WHAT IS EXPECTED = Pull out every line in the data that has the string "value" in it.

MATERIAL PROVIDED =

╭──

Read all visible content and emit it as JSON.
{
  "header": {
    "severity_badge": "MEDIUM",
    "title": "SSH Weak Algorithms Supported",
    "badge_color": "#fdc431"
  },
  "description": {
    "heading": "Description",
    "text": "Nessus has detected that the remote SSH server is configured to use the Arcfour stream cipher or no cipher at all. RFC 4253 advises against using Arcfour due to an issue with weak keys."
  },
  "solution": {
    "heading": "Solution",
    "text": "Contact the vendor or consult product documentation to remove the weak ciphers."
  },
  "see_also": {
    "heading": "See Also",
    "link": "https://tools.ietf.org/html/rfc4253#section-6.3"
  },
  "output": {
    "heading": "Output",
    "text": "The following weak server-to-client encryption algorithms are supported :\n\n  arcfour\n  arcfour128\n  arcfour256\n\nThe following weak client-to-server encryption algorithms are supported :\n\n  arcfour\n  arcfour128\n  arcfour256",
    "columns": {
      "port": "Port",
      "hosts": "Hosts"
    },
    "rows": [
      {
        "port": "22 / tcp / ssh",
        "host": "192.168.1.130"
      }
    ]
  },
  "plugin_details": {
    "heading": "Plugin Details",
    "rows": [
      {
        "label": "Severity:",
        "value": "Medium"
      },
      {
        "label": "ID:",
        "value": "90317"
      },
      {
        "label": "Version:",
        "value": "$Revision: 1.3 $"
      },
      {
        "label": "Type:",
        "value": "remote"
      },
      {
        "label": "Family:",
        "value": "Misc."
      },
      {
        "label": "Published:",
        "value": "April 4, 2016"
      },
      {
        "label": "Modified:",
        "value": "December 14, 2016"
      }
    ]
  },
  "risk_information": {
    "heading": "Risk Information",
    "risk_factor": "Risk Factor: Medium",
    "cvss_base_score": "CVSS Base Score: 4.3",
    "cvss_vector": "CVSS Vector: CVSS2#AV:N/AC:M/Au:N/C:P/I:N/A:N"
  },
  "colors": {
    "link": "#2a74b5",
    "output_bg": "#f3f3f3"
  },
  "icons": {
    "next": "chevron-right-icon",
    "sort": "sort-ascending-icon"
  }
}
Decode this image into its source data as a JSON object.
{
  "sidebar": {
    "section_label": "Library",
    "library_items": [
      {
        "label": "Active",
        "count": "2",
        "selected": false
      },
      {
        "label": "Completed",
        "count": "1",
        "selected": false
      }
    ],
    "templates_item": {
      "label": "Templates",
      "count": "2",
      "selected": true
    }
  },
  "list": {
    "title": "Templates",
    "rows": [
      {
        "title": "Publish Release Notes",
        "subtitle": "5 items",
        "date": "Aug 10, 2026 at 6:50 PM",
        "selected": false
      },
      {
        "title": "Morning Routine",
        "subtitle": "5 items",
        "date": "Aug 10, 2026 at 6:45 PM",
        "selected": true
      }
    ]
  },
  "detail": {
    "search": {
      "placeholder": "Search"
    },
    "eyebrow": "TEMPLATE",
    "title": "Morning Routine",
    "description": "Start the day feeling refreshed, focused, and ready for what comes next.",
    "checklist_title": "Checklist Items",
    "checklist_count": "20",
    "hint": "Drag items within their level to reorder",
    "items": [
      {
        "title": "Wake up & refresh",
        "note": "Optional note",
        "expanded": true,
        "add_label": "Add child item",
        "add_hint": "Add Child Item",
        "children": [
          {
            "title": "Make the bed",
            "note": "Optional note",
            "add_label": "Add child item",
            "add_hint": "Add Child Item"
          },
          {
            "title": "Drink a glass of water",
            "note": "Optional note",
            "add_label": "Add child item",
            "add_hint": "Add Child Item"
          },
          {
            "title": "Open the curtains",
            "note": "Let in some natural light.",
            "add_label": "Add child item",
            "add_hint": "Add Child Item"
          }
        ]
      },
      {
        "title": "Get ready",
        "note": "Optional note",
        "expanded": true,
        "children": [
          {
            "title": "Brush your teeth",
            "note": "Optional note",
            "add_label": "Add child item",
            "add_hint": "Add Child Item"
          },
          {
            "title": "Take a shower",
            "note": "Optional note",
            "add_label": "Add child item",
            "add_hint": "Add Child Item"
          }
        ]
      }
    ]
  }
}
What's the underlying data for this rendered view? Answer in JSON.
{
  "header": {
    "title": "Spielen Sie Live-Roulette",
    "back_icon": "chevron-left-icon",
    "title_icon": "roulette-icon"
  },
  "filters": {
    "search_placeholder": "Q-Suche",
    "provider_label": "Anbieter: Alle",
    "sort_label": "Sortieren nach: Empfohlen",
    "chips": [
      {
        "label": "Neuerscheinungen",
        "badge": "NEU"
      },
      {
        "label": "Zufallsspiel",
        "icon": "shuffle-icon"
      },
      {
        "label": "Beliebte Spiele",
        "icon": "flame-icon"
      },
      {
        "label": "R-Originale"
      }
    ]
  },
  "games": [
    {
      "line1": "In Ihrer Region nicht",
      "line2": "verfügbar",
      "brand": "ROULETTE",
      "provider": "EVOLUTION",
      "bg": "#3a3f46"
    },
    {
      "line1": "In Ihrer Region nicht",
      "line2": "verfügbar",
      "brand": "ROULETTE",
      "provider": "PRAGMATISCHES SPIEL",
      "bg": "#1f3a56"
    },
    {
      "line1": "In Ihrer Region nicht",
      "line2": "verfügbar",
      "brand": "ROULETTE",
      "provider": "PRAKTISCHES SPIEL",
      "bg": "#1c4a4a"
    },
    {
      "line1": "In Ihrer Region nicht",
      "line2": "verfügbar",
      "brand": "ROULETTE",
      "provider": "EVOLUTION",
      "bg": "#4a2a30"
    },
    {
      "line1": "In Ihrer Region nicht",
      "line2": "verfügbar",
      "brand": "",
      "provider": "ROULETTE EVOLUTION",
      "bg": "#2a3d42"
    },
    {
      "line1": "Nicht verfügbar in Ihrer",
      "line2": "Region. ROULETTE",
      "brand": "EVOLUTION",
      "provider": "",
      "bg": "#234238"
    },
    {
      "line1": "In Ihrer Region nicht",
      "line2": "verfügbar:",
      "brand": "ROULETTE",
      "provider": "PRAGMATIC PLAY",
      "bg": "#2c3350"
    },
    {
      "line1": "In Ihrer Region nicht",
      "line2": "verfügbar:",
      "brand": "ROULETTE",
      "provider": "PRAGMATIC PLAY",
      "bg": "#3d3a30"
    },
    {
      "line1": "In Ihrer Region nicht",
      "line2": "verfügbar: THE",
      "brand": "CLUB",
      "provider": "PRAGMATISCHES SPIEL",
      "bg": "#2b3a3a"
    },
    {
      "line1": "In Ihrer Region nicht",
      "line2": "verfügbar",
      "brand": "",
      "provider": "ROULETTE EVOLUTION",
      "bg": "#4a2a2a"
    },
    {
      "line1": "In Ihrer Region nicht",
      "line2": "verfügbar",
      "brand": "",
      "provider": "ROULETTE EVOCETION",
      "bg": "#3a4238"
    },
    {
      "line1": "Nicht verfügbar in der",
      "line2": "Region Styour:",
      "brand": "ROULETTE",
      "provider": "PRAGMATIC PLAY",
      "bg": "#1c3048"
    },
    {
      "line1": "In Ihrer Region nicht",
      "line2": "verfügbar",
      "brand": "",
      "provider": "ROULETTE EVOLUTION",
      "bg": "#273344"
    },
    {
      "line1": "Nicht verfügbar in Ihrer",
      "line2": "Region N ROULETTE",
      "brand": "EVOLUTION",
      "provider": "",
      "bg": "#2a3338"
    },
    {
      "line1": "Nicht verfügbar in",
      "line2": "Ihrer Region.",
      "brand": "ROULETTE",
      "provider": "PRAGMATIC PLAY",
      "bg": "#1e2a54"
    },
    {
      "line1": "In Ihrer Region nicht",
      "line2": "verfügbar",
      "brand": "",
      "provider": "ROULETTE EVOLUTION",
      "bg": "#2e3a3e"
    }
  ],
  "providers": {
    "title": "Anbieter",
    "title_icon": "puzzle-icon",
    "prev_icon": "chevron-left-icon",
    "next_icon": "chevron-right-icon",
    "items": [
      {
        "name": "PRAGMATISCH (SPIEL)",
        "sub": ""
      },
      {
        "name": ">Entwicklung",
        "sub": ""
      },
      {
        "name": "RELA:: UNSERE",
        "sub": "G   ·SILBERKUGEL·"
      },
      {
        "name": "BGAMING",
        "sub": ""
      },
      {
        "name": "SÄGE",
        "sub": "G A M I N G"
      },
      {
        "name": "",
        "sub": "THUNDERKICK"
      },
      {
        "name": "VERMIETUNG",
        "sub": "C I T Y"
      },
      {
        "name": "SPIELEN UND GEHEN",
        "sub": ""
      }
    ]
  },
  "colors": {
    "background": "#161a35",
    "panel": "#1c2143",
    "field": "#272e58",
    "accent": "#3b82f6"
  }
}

╰──

SOLUTION =
        "value": "Medium"
        "value": "90317"
        "value": "$Revision: 1.3 $"
        "value": "remote"
        "value": "Misc."
        "value": "April 4, 2016"
        "value": "December 14, 2016"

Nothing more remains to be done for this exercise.